━━━ Material for this task ━━━

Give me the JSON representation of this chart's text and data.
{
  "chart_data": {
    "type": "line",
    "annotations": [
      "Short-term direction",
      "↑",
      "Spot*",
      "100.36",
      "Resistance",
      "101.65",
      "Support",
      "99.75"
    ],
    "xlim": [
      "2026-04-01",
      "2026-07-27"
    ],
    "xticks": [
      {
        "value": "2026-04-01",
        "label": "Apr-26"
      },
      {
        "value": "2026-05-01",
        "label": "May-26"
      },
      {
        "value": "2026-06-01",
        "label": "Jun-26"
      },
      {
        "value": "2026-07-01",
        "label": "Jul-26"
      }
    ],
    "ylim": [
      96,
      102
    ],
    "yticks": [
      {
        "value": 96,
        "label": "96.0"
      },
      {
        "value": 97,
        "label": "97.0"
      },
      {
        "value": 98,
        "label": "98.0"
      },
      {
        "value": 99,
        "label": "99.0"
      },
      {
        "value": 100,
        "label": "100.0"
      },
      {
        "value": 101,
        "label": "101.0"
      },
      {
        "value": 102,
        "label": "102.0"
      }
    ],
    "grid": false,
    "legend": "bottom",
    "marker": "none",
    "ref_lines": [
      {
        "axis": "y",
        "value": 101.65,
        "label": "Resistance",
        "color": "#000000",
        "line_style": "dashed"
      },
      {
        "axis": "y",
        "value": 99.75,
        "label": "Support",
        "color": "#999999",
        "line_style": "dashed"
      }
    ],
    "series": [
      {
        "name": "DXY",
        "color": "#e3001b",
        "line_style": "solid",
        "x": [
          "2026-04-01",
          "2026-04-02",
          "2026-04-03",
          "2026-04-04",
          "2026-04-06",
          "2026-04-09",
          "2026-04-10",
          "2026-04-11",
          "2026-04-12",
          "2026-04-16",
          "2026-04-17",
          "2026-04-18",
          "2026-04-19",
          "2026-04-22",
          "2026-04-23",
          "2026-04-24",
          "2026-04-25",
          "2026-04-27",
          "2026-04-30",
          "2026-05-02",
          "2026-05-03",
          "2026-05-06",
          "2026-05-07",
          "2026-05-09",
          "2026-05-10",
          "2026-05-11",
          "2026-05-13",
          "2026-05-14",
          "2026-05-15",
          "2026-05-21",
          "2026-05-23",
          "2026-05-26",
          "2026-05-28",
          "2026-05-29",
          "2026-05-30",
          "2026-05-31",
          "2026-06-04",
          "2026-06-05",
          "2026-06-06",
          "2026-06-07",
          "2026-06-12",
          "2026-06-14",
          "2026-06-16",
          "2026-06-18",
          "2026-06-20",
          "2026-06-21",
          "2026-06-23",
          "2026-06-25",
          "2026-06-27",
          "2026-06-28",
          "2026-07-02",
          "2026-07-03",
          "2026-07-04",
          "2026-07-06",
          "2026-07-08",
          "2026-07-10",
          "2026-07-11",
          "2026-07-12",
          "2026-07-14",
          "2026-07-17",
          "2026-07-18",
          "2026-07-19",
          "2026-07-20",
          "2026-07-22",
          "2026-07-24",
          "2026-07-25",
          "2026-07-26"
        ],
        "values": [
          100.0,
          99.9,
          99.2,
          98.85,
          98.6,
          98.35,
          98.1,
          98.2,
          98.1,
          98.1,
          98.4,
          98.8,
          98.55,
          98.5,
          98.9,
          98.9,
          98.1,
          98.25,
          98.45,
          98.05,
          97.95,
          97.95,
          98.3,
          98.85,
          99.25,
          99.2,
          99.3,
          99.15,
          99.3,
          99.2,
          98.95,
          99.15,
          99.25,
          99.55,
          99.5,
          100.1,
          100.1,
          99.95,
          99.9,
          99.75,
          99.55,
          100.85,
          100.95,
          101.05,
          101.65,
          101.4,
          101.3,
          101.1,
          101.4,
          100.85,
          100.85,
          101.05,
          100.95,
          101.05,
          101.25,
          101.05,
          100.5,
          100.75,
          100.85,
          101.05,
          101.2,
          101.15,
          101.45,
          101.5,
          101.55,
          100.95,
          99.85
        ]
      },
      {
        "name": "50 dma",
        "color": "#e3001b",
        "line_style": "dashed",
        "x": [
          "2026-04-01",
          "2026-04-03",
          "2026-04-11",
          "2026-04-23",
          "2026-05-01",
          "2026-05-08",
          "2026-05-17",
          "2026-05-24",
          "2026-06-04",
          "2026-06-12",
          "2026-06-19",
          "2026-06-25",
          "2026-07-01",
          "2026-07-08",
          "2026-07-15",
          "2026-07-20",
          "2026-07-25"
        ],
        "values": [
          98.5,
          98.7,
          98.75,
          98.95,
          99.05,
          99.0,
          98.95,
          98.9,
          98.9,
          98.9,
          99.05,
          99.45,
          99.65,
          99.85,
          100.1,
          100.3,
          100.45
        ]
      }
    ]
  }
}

━━━

Your instructions:
Determine how many lines in the listing above hold the word "color", answering with the number only.

The solution:
4